— start of Material for this exercise —
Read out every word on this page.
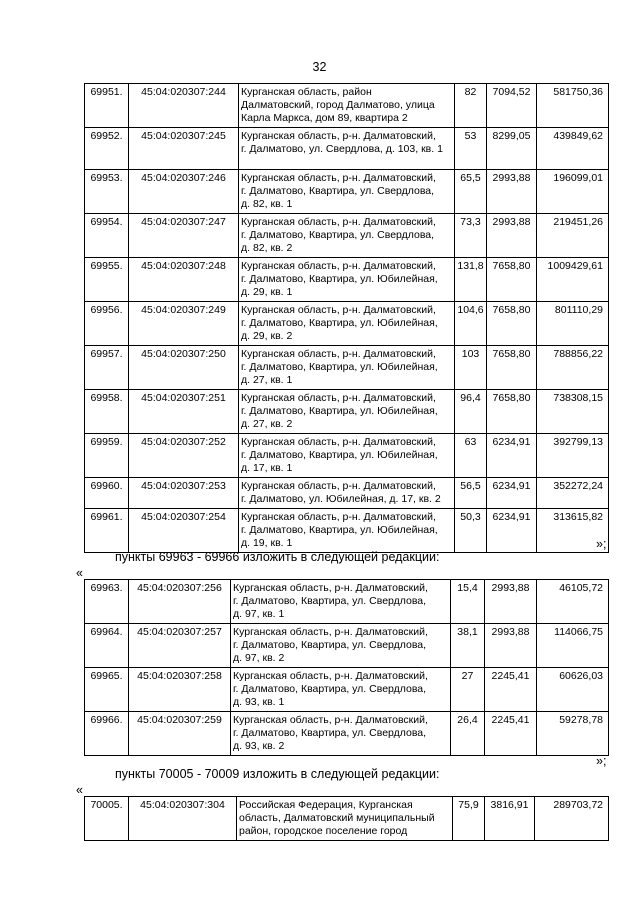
32
69951.	45:04:020307:244	Курганская область, район
Далматовский, город Далматово, улица
Карла Маркса, дом 89, квартира 2	82	7094,52	581750,36
69952.	45:04:020307:245	Курганская область, р-н. Далматовский,
г. Далматово, ул. Свердлова, д. 103, кв. 1	53	8299,05	439849,62
69953.	45:04:020307:246	Курганская область, р-н. Далматовский,
г. Далматово, Квартира, ул. Свердлова,
д. 82, кв. 1	65,5	2993,88	196099,01
69954.	45:04:020307:247	Курганская область, р-н. Далматовский,
г. Далматово, Квартира, ул. Свердлова,
д. 82, кв. 2	73,3	2993,88	219451,26
69955.	45:04:020307:248	Курганская область, р-н. Далматовский,
г. Далматово, Квартира, ул. Юбилейная,
д. 29, кв. 1	131,8	7658,80	1009429,61
69956.	45:04:020307:249	Курганская область, р-н. Далматовский,
г. Далматово, Квартира, ул. Юбилейная,
д. 29, кв. 2	104,6	7658,80	801110,29
69957.	45:04:020307:250	Курганская область, р-н. Далматовский,
г. Далматово, Квартира, ул. Юбилейная,
д. 27, кв. 1	103	7658,80	788856,22
69958.	45:04:020307:251	Курганская область, р-н. Далматовский,
г. Далматово, Квартира, ул. Юбилейная,
д. 27, кв. 2	96,4	7658,80	738308,15
69959.	45:04:020307:252	Курганская область, р-н. Далматовский,
г. Далматово, Квартира, ул. Юбилейная,
д. 17, кв. 1	63	6234,91	392799,13
69960.	45:04:020307:253	Курганская область, р-н. Далматовский,
г. Далматово, ул. Юбилейная, д. 17, кв. 2	56,5	6234,91	352272,24
69961.	45:04:020307:254	Курганская область, р-н. Далматовский,
г. Далматово, Квартира, ул. Юбилейная,
д. 19, кв. 1	50,3	6234,91	313615,82
»;
пункты 69963 - 69966 изложить в следующей редакции:
«
69963.	45:04:020307:256	Курганская область, р-н. Далматовский,
г. Далматово, Квартира, ул. Свердлова,
д. 97, кв. 1	15,4	2993,88	46105,72
69964.	45:04:020307:257	Курганская область, р-н. Далматовский,
г. Далматово, Квартира, ул. Свердлова,
д. 97, кв. 2	38,1	2993,88	114066,75
69965.	45:04:020307:258	Курганская область, р-н. Далматовский,
г. Далматово, Квартира, ул. Свердлова,
д. 93, кв. 1	27	2245,41	60626,03
69966.	45:04:020307:259	Курганская область, р-н. Далматовский,
г. Далматово, Квартира, ул. Свердлова,
д. 93, кв. 2	26,4	2245,41	59278,78
»;
пункты 70005 - 70009 изложить в следующей редакции:
«
70005.	45:04:020307:304	Российская Федерация, Курганская
область, Далматовский муниципальный
район, городское поселение город
	75,9	3816,91	289703,72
— end of Material for this exercise —
__Instructions to follow__
Reproduce the full listing above verbatim, with no pictures included.

__Full solution__
Read out every word on this page.
32
69951.	45:04:020307:244	Курганская область, район
Далматовский, город Далматово, улица
Карла Маркса, дом 89, квартира 2	82	7094,52	581750,36
69952.	45:04:020307:245	Курганская область, р-н. Далматовский,
г. Далматово, ул. Свердлова, д. 103, кв. 1	53	8299,05	439849,62
69953.	45:04:020307:246	Курганская область, р-н. Далматовский,
г. Далматово, Квартира, ул. Свердлова,
д. 82, кв. 1	65,5	2993,88	196099,01
69954.	45:04:020307:247	Курганская область, р-н. Далматовский,
г. Далматово, Квартира, ул. Свердлова,
д. 82, кв. 2	73,3	2993,88	219451,26
69955.	45:04:020307:248	Курганская область, р-н. Далматовский,
г. Далматово, Квартира, ул. Юбилейная,
д. 29, кв. 1	131,8	7658,80	1009429,61
69956.	45:04:020307:249	Курганская область, р-н. Далматовский,
г. Далматово, Квартира, ул. Юбилейная,
д. 29, кв. 2	104,6	7658,80	801110,29
69957.	45:04:020307:250	Курганская область, р-н. Далматовский,
г. Далматово, Квартира, ул. Юбилейная,
д. 27, кв. 1	103	7658,80	788856,22
69958.	45:04:020307:251	Курганская область, р-н. Далматовский,
г. Далматово, Квартира, ул. Юбилейная,
д. 27, кв. 2	96,4	7658,80	738308,15
69959.	45:04:020307:252	Курганская область, р-н. Далматовский,
г. Далматово, Квартира, ул. Юбилейная,
д. 17, кв. 1	63	6234,91	392799,13
69960.	45:04:020307:253	Курганская область, р-н. Далматовский,
г. Далматово, ул. Юбилейная, д. 17, кв. 2	56,5	6234,91	352272,24
69961.	45:04:020307:254	Курганская область, р-н. Далматовский,
г. Далматово, Квартира, ул. Юбилейная,
д. 19, кв. 1	50,3	6234,91	313615,82
»;
пункты 69963 - 69966 изложить в следующей редакции:
«
69963.	45:04:020307:256	Курганская область, р-н. Далматовский,
г. Далматово, Квартира, ул. Свердлова,
д. 97, кв. 1	15,4	2993,88	46105,72
69964.	45:04:020307:257	Курганская область, р-н. Далматовский,
г. Далматово, Квартира, ул. Свердлова,
д. 97, кв. 2	38,1	2993,88	114066,75
69965.	45:04:020307:258	Курганская область, р-н. Далматовский,
г. Далматово, Квартира, ул. Свердлова,
д. 93, кв. 1	27	2245,41	60626,03
69966.	45:04:020307:259	Курганская область, р-н. Далматовский,
г. Далматово, Квартира, ул. Свердлова,
д. 93, кв. 2	26,4	2245,41	59278,78
»;
пункты 70005 - 70009 изложить в следующей редакции:
«
70005.	45:04:020307:304	Российская Федерация, Курганская
область, Далматовский муниципальный
район, городское поселение город
	75,9	3816,91	289703,72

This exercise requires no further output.